- Interactive map of Supreme Court of the United States
- 38°53′26″N 77°00′16″W﻿ / ﻿38.89056°N 77.00444°W
- Established: March 4, 1789; 237 years ago
- Location: Washington, D.C.
- Coordinates: 38°53′26″N 77°00′16″W﻿ / ﻿38.89056°N 77.00444°W
- Composition method: Presidential nomination with Senate confirmation
- Authorised by: Constitution of the United States, Art. III, § 1
- Judge term length: life tenure, subject to impeachment and removal
- Number of positions: 9 (by statute)
- Website: supremecourt.gov

= List of United States Supreme Court cases, volume 14 =

This is a list of cases reported in volume 14 (1 Wheat.) of United States Reports, decided by the Supreme Court of the United States in 1816.

--------------------------------

## Parts of the exercise
1. Swap "Senate" for "Congress" in the Supreme Court text, starting with "- Coordinates: 38°53′26″N" and going on through "9 (by statute)".
2. According to the Supreme Court text, in what year were the cases reported in volume 14 of United States Reports decided?
The lines after this point are separate material, unconnected to the Supreme Court text.

## Data provided
--------------------------------

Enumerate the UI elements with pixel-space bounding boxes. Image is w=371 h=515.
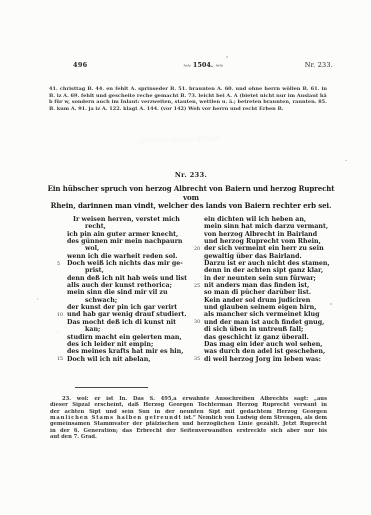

--------------------------------

## Task-by-task results
1.
- Coordinates: 38°53′26″N 77°00′16″W﻿ / ﻿38.89056°N 77.00444°W
- Composition method: Presidential nomination with Congress confirmation
- Authorised by: Constitution of the United States, Art. III, § 1
- Judge term length: life tenure, subject to impeachment and removal
- Number of positions: 9 (by statute)

2. 1816